### Goal
Wherever a line below holds the word "right", copy that line.

### Records supplied

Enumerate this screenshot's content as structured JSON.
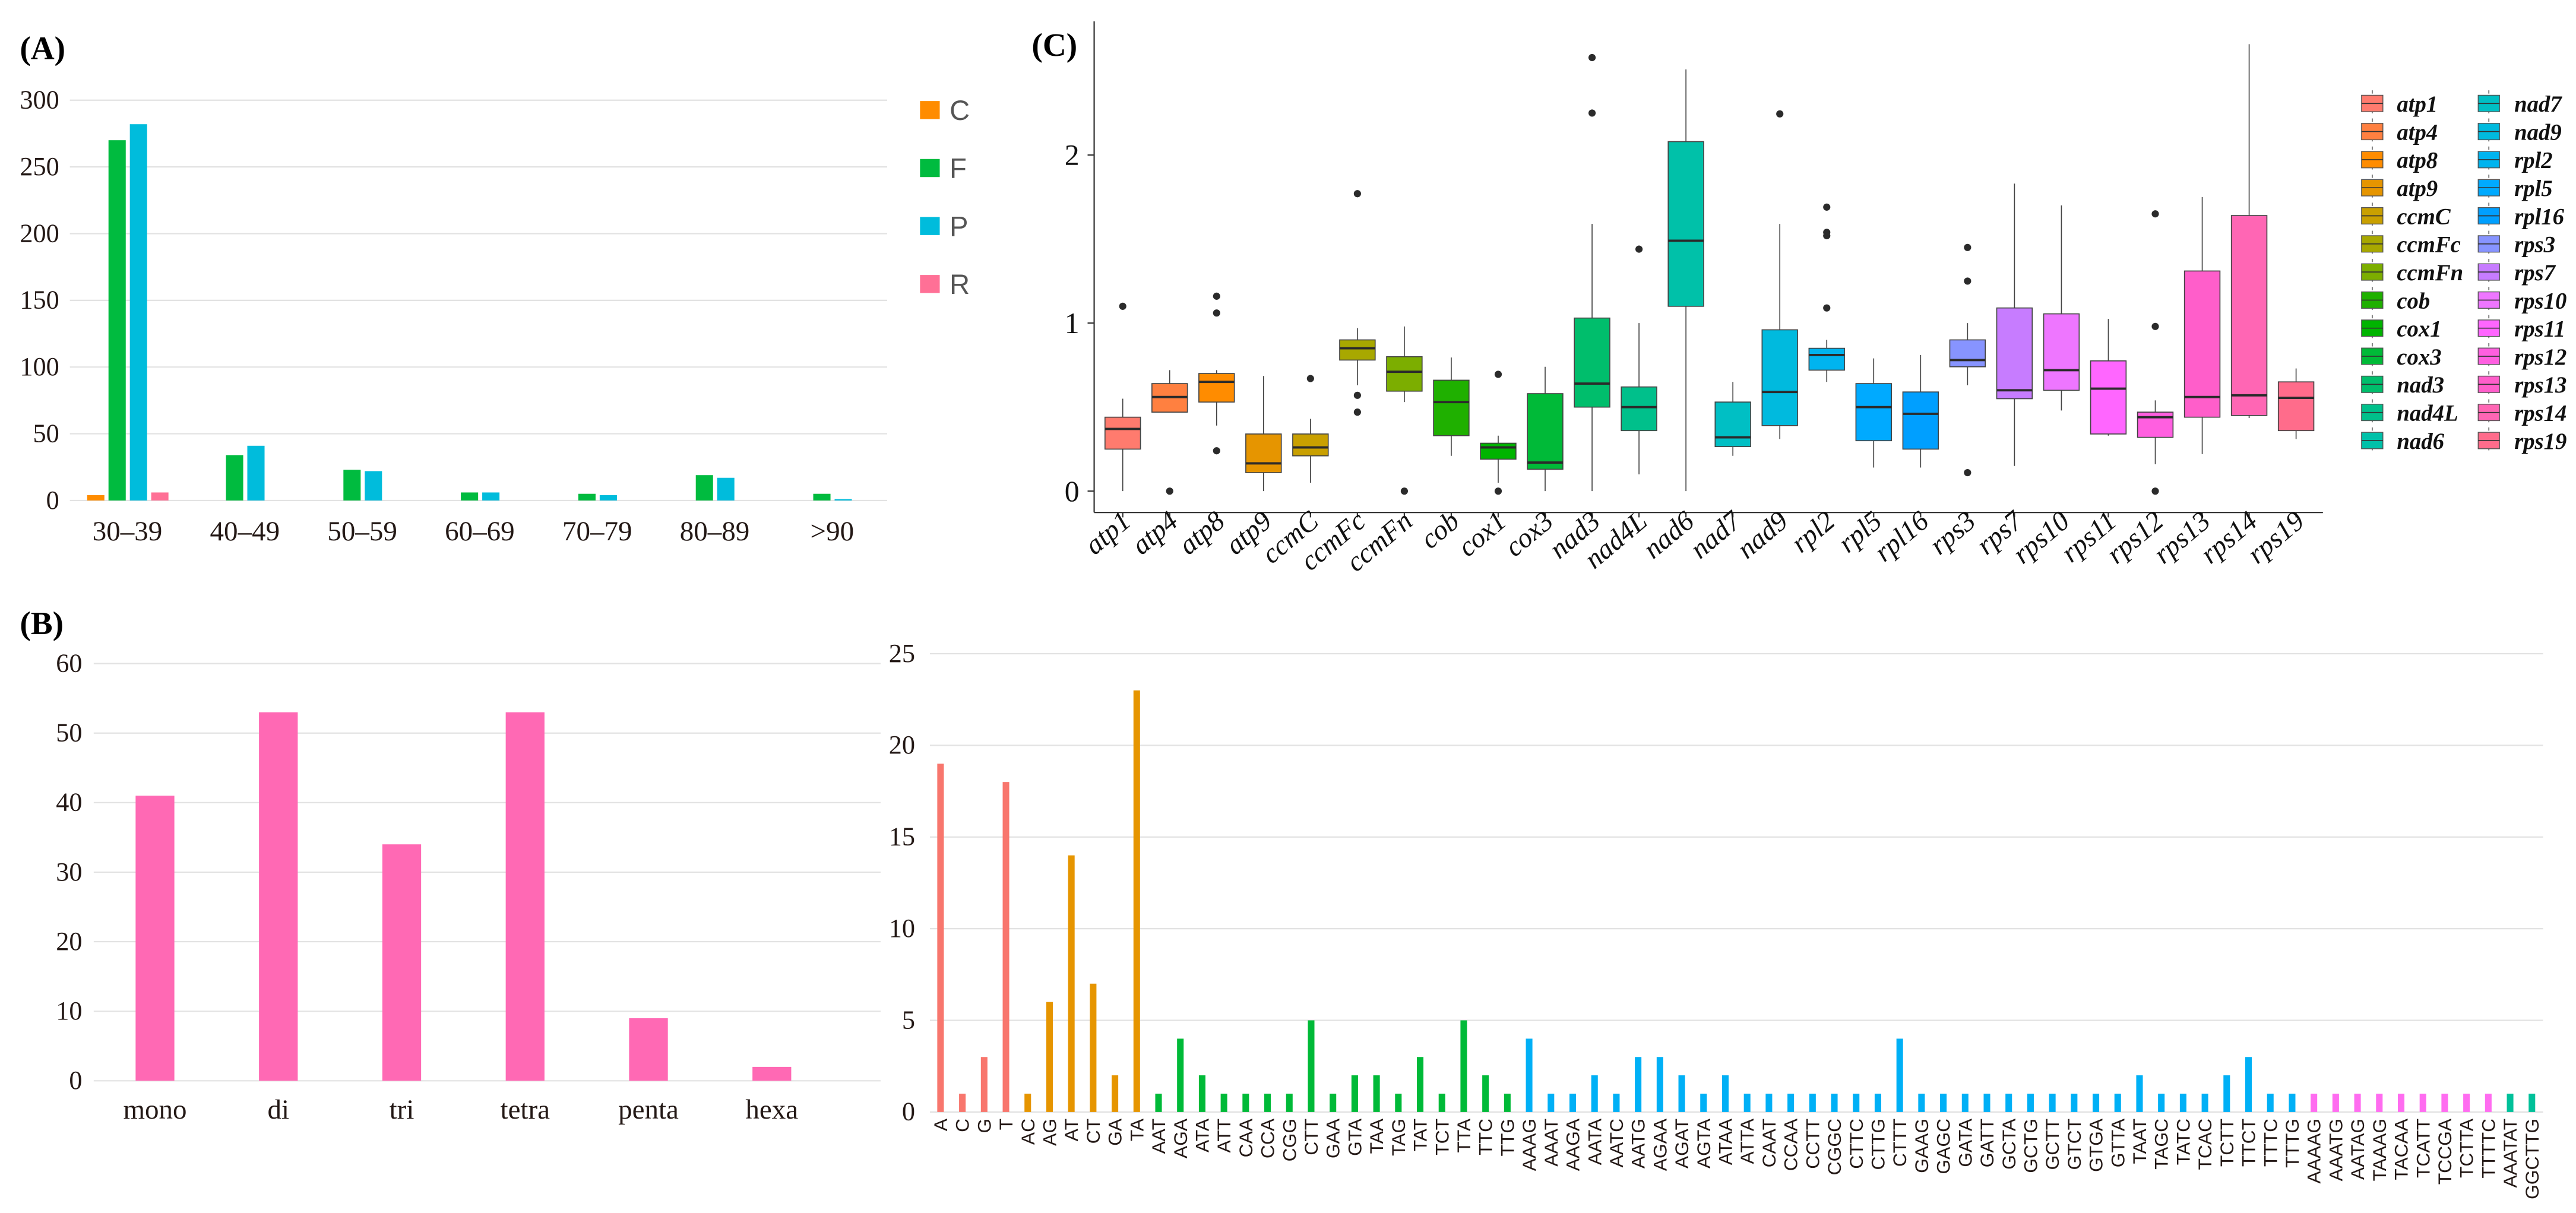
{
  "chart_data": [
    {
      "panel": "(A)",
      "type": "bar",
      "categories": [
        "30–39",
        "40–49",
        "50–59",
        "60–69",
        "70–79",
        "80–89",
        ">90"
      ],
      "series": [
        {
          "name": "C",
          "color": "#FF8C00",
          "values": [
            4,
            0,
            0,
            0,
            0,
            0,
            0
          ]
        },
        {
          "name": "F",
          "color": "#00BB3F",
          "values": [
            270,
            34,
            23,
            6,
            5,
            19,
            5
          ]
        },
        {
          "name": "P",
          "color": "#00BCDC",
          "values": [
            282,
            41,
            22,
            6,
            4,
            17,
            1
          ]
        },
        {
          "name": "R",
          "color": "#FF7096",
          "values": [
            6,
            0,
            0,
            0,
            0,
            0,
            0
          ]
        }
      ],
      "yticks": [
        "0",
        "50",
        "100",
        "150",
        "200",
        "250",
        "300"
      ],
      "ylim": [
        0,
        300
      ],
      "grid": true,
      "legend_placement": "right"
    },
    {
      "panel": "(B)",
      "type": "bar",
      "categories": [
        "mono",
        "di",
        "tri",
        "tetra",
        "penta",
        "hexa"
      ],
      "values": [
        41,
        53,
        34,
        53,
        9,
        2
      ],
      "color": "#FF69B4",
      "yticks": [
        "0",
        "10",
        "20",
        "30",
        "40",
        "50",
        "60"
      ],
      "ylim": [
        0,
        60
      ],
      "grid": true
    },
    {
      "panel": "(C)",
      "type": "boxplot",
      "yticks": [
        "0",
        "1",
        "2"
      ],
      "ylim": [
        -0.13,
        2.8
      ],
      "legend_placement": "right",
      "boxes": [
        {
          "name": "atp1",
          "color": "#FF7B6E",
          "q1": 0.25,
          "median": 0.37,
          "q3": 0.44,
          "lo": 0.0,
          "hi": 0.55,
          "outliers": [
            1.1
          ]
        },
        {
          "name": "atp4",
          "color": "#FF8040",
          "q1": 0.47,
          "median": 0.56,
          "q3": 0.64,
          "lo": 0.47,
          "hi": 0.72,
          "outliers": [
            0.0
          ]
        },
        {
          "name": "atp8",
          "color": "#FF8C00",
          "q1": 0.53,
          "median": 0.65,
          "q3": 0.7,
          "lo": 0.39,
          "hi": 0.72,
          "outliers": [
            1.16,
            1.06,
            0.24
          ]
        },
        {
          "name": "atp9",
          "color": "#E69500",
          "q1": 0.11,
          "median": 0.165,
          "q3": 0.34,
          "lo": 0.0,
          "hi": 0.685,
          "outliers": []
        },
        {
          "name": "ccmC",
          "color": "#C9A000",
          "q1": 0.21,
          "median": 0.26,
          "q3": 0.34,
          "lo": 0.05,
          "hi": 0.43,
          "outliers": [
            0.67
          ]
        },
        {
          "name": "ccmFc",
          "color": "#A8A800",
          "q1": 0.78,
          "median": 0.85,
          "q3": 0.9,
          "lo": 0.63,
          "hi": 0.97,
          "outliers": [
            1.77,
            0.57,
            0.47
          ]
        },
        {
          "name": "ccmFn",
          "color": "#7CAE00",
          "q1": 0.595,
          "median": 0.71,
          "q3": 0.8,
          "lo": 0.53,
          "hi": 0.98,
          "outliers": [
            0.0
          ]
        },
        {
          "name": "cob",
          "color": "#1FB000",
          "q1": 0.33,
          "median": 0.53,
          "q3": 0.66,
          "lo": 0.21,
          "hi": 0.795,
          "outliers": []
        },
        {
          "name": "cox1",
          "color": "#00B400",
          "q1": 0.19,
          "median": 0.26,
          "q3": 0.285,
          "lo": 0.05,
          "hi": 0.33,
          "outliers": [
            0.695,
            0.0
          ]
        },
        {
          "name": "cox3",
          "color": "#00BA38",
          "q1": 0.13,
          "median": 0.17,
          "q3": 0.58,
          "lo": 0.0,
          "hi": 0.74,
          "outliers": []
        },
        {
          "name": "nad3",
          "color": "#00BE6C",
          "q1": 0.5,
          "median": 0.64,
          "q3": 1.03,
          "lo": 0.0,
          "hi": 1.59,
          "outliers": [
            2.58,
            2.25
          ]
        },
        {
          "name": "nad4L",
          "color": "#00C08B",
          "q1": 0.36,
          "median": 0.5,
          "q3": 0.62,
          "lo": 0.1,
          "hi": 1.0,
          "outliers": [
            1.44
          ]
        },
        {
          "name": "nad6",
          "color": "#00C1A9",
          "q1": 1.1,
          "median": 1.49,
          "q3": 2.08,
          "lo": 0.0,
          "hi": 2.51,
          "outliers": []
        },
        {
          "name": "nad7",
          "color": "#00BFC4",
          "q1": 0.265,
          "median": 0.32,
          "q3": 0.53,
          "lo": 0.21,
          "hi": 0.65,
          "outliers": []
        },
        {
          "name": "nad9",
          "color": "#00BADE",
          "q1": 0.39,
          "median": 0.59,
          "q3": 0.96,
          "lo": 0.31,
          "hi": 1.59,
          "outliers": [
            2.245
          ]
        },
        {
          "name": "rpl2",
          "color": "#00B4EF",
          "q1": 0.72,
          "median": 0.81,
          "q3": 0.85,
          "lo": 0.65,
          "hi": 0.9,
          "outliers": [
            1.69,
            1.54,
            1.52,
            1.09
          ]
        },
        {
          "name": "rpl5",
          "color": "#00AAFF",
          "q1": 0.3,
          "median": 0.5,
          "q3": 0.64,
          "lo": 0.14,
          "hi": 0.79,
          "outliers": []
        },
        {
          "name": "rpl16",
          "color": "#009FFF",
          "q1": 0.25,
          "median": 0.46,
          "q3": 0.59,
          "lo": 0.14,
          "hi": 0.81,
          "outliers": []
        },
        {
          "name": "rps3",
          "color": "#8794FF",
          "q1": 0.74,
          "median": 0.78,
          "q3": 0.9,
          "lo": 0.63,
          "hi": 1.0,
          "outliers": [
            1.45,
            1.25,
            0.11
          ]
        },
        {
          "name": "rps7",
          "color": "#C77CFF",
          "q1": 0.55,
          "median": 0.6,
          "q3": 1.09,
          "lo": 0.15,
          "hi": 1.83,
          "outliers": []
        },
        {
          "name": "rps10",
          "color": "#EE76FF",
          "q1": 0.6,
          "median": 0.72,
          "q3": 1.055,
          "lo": 0.48,
          "hi": 1.7,
          "outliers": []
        },
        {
          "name": "rps11",
          "color": "#FF66FF",
          "q1": 0.34,
          "median": 0.61,
          "q3": 0.775,
          "lo": 0.33,
          "hi": 1.025,
          "outliers": []
        },
        {
          "name": "rps12",
          "color": "#FF5FE0",
          "q1": 0.32,
          "median": 0.44,
          "q3": 0.47,
          "lo": 0.16,
          "hi": 0.54,
          "outliers": [
            1.65,
            0.98,
            0.0
          ]
        },
        {
          "name": "rps13",
          "color": "#FF5ECA",
          "q1": 0.44,
          "median": 0.56,
          "q3": 1.31,
          "lo": 0.22,
          "hi": 1.75,
          "outliers": []
        },
        {
          "name": "rps14",
          "color": "#FF66B4",
          "q1": 0.45,
          "median": 0.57,
          "q3": 1.64,
          "lo": 0.435,
          "hi": 2.66,
          "outliers": []
        },
        {
          "name": "rps19",
          "color": "#FF6C8B",
          "q1": 0.36,
          "median": 0.555,
          "q3": 0.65,
          "lo": 0.31,
          "hi": 0.73,
          "outliers": []
        }
      ]
    },
    {
      "panel": "",
      "type": "bar",
      "yticks": [
        "0",
        "5",
        "10",
        "15",
        "20",
        "25"
      ],
      "ylim": [
        0,
        25
      ],
      "grid": true,
      "groups": [
        {
          "name": "mono",
          "color": "#F8766D",
          "items": [
            [
              "A",
              19
            ],
            [
              "C",
              1
            ],
            [
              "G",
              3
            ],
            [
              "T",
              18
            ]
          ]
        },
        {
          "name": "di",
          "color": "#E69500",
          "items": [
            [
              "AC",
              1
            ],
            [
              "AG",
              6
            ],
            [
              "AT",
              14
            ],
            [
              "CT",
              7
            ],
            [
              "GA",
              2
            ],
            [
              "TA",
              23
            ]
          ]
        },
        {
          "name": "tri",
          "color": "#00BA38",
          "items": [
            [
              "AAT",
              1
            ],
            [
              "AGA",
              4
            ],
            [
              "ATA",
              2
            ],
            [
              "ATT",
              1
            ],
            [
              "CAA",
              1
            ],
            [
              "CCA",
              1
            ],
            [
              "CGG",
              1
            ],
            [
              "CTT",
              5
            ],
            [
              "GAA",
              1
            ],
            [
              "GTA",
              2
            ],
            [
              "TAA",
              2
            ],
            [
              "TAG",
              1
            ],
            [
              "TAT",
              3
            ],
            [
              "TCT",
              1
            ],
            [
              "TTA",
              5
            ],
            [
              "TTC",
              2
            ],
            [
              "TTG",
              1
            ]
          ]
        },
        {
          "name": "tetra",
          "color": "#00B0F6",
          "items": [
            [
              "AAAG",
              4
            ],
            [
              "AAAT",
              1
            ],
            [
              "AAGA",
              1
            ],
            [
              "AATA",
              2
            ],
            [
              "AATC",
              1
            ],
            [
              "AATG",
              3
            ],
            [
              "AGAA",
              3
            ],
            [
              "AGAT",
              2
            ],
            [
              "AGTA",
              1
            ],
            [
              "ATAA",
              2
            ],
            [
              "ATTA",
              1
            ],
            [
              "CAAT",
              1
            ],
            [
              "CCAA",
              1
            ],
            [
              "CCTT",
              1
            ],
            [
              "CGGC",
              1
            ],
            [
              "CTTC",
              1
            ],
            [
              "CTTG",
              1
            ],
            [
              "CTTT",
              4
            ],
            [
              "GAAG",
              1
            ],
            [
              "GAGC",
              1
            ],
            [
              "GATA",
              1
            ],
            [
              "GATT",
              1
            ],
            [
              "GCTA",
              1
            ],
            [
              "GCTG",
              1
            ],
            [
              "GCTT",
              1
            ],
            [
              "GTCT",
              1
            ],
            [
              "GTGA",
              1
            ],
            [
              "GTTA",
              1
            ],
            [
              "TAAT",
              2
            ],
            [
              "TAGC",
              1
            ],
            [
              "TATC",
              1
            ],
            [
              "TCAC",
              1
            ],
            [
              "TCTT",
              2
            ],
            [
              "TTCT",
              3
            ],
            [
              "TTTC",
              1
            ],
            [
              "TTTG",
              1
            ]
          ]
        },
        {
          "name": "penta",
          "color": "#FF6CF0",
          "items": [
            [
              "AAAAG",
              1
            ],
            [
              "AAATG",
              1
            ],
            [
              "AATAG",
              1
            ],
            [
              "TAAAG",
              1
            ],
            [
              "TACAA",
              1
            ],
            [
              "TCATT",
              1
            ],
            [
              "TCCGA",
              1
            ],
            [
              "TCTTA",
              1
            ],
            [
              "TTTTC",
              1
            ]
          ]
        },
        {
          "name": "hexa",
          "color": "#00C19A",
          "items": [
            [
              "AAATAT",
              1
            ],
            [
              "GGCTTG",
              1
            ]
          ]
        }
      ]
    }
  ]
}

### Correct output
      "legend_placement": "right"
      "legend_placement": "right",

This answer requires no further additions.